PROMPT:
Copy every line that contains the string "name" from the entries below.
━━━ SOURCE MATERIAL ━━━
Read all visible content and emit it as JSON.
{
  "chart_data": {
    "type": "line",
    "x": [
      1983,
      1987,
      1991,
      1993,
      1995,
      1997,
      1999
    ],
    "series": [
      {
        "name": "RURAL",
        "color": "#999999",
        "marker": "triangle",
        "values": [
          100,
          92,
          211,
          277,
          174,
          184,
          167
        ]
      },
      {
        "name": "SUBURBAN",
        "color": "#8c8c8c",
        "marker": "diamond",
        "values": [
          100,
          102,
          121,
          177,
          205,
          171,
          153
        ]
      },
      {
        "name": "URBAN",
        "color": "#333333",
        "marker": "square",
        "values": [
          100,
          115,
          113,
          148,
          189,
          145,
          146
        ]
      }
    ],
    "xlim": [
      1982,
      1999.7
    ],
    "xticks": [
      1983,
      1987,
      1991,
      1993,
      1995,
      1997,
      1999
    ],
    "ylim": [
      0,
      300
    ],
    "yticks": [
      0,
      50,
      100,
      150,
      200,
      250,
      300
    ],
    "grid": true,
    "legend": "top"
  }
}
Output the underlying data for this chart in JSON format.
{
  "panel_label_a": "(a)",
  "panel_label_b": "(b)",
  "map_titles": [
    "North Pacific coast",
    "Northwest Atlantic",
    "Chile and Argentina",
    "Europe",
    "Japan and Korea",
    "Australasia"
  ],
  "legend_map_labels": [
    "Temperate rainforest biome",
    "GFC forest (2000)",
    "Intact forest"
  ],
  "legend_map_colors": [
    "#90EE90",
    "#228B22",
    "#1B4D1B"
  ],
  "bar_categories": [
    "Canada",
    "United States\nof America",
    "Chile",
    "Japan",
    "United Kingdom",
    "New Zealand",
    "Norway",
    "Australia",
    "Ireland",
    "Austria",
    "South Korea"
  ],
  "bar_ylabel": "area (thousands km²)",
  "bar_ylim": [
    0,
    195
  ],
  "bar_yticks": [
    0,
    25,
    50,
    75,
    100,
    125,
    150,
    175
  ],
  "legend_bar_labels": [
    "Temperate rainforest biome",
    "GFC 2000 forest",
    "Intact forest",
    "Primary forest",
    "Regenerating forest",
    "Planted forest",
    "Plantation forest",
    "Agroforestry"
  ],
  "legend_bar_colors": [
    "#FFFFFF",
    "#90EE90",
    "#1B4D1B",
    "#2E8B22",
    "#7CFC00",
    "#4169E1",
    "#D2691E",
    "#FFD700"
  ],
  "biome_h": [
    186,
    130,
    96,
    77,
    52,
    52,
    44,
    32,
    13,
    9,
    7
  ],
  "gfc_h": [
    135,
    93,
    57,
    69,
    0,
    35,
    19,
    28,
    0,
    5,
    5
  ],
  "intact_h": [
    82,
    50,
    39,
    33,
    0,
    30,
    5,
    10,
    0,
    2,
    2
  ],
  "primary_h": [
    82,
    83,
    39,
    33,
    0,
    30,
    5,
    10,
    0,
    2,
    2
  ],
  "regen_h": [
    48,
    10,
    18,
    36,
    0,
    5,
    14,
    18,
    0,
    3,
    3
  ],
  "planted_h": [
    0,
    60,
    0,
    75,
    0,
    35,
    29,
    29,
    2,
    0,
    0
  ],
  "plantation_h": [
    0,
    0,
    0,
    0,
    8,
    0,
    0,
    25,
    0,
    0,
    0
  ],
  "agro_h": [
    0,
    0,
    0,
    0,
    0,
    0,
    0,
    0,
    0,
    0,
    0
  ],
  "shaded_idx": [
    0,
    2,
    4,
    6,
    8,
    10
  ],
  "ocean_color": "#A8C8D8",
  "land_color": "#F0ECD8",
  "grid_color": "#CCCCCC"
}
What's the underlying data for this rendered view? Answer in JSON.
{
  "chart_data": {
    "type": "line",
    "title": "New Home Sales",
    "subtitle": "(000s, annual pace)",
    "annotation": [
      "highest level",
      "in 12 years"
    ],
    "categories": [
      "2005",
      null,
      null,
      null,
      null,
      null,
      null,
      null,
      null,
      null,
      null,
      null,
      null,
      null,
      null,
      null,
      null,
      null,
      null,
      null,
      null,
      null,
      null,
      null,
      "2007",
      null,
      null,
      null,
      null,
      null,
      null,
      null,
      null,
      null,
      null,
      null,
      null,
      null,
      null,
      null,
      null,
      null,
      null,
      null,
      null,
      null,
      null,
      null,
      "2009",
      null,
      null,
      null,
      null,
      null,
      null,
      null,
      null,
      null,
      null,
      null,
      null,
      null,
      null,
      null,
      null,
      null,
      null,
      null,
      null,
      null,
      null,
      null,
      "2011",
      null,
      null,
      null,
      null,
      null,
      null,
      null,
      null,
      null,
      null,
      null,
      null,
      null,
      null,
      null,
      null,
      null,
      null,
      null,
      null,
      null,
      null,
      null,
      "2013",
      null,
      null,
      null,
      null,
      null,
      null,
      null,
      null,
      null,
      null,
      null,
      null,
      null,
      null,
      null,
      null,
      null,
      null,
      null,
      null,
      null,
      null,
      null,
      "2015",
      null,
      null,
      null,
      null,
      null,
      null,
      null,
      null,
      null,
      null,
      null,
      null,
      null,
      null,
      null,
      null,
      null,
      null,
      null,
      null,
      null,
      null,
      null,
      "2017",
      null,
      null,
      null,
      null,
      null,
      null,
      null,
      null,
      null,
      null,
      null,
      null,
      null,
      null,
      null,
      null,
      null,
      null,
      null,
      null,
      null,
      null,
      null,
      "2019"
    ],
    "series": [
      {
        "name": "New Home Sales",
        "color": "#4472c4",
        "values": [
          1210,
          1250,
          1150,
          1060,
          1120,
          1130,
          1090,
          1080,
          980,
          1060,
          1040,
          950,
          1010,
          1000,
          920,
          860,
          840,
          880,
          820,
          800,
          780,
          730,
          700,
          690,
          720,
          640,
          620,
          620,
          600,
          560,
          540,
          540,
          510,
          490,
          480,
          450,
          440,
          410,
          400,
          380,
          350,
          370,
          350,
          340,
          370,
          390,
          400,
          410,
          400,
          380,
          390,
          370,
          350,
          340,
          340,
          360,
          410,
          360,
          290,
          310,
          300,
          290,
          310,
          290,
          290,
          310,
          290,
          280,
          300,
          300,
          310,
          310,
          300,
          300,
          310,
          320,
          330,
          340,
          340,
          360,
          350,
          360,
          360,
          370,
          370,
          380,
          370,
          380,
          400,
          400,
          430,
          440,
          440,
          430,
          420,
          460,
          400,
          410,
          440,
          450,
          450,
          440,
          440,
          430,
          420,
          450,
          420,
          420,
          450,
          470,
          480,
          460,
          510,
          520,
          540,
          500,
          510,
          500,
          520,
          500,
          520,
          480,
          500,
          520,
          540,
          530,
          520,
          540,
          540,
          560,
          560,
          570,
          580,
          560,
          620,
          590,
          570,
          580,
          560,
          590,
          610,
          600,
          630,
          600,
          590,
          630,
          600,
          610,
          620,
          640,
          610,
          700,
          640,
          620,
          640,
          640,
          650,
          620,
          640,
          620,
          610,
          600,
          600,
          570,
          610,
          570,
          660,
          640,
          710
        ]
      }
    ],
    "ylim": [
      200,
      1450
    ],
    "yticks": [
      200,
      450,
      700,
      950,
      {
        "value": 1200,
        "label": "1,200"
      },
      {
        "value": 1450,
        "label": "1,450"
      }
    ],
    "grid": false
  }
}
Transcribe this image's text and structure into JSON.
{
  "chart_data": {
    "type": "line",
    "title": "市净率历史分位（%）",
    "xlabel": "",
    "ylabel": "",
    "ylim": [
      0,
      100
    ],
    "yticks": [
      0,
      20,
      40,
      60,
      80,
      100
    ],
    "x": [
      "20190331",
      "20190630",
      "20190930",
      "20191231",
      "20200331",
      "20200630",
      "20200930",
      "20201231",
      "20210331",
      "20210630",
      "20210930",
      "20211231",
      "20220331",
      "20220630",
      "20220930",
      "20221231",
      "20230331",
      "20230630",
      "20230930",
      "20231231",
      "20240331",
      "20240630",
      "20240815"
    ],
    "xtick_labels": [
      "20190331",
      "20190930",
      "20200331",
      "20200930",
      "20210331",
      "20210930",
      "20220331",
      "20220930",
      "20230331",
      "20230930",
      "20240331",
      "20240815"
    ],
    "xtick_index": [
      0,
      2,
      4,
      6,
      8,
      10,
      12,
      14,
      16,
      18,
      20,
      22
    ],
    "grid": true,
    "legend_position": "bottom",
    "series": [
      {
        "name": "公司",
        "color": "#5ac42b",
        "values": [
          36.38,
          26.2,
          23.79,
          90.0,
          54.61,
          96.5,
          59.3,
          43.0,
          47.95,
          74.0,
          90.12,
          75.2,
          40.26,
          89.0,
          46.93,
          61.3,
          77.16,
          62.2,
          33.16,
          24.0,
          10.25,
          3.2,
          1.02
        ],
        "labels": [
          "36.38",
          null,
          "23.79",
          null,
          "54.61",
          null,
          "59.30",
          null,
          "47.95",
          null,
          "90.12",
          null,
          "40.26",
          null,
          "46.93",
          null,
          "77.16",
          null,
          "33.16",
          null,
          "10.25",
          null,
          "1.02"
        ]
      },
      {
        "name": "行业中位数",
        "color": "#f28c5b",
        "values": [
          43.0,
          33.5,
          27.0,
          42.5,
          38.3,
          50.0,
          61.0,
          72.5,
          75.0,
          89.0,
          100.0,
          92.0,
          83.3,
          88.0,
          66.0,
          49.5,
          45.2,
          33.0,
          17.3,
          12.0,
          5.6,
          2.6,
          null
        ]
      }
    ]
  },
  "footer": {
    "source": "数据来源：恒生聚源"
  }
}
━━━
SOLUTION TO THIS EXERCISE:
        "name": "RURAL",
        "name": "SUBURBAN",
        "name": "URBAN",
        "name": "New Home Sales",
        "name": "公司",
        "name": "行业中位数",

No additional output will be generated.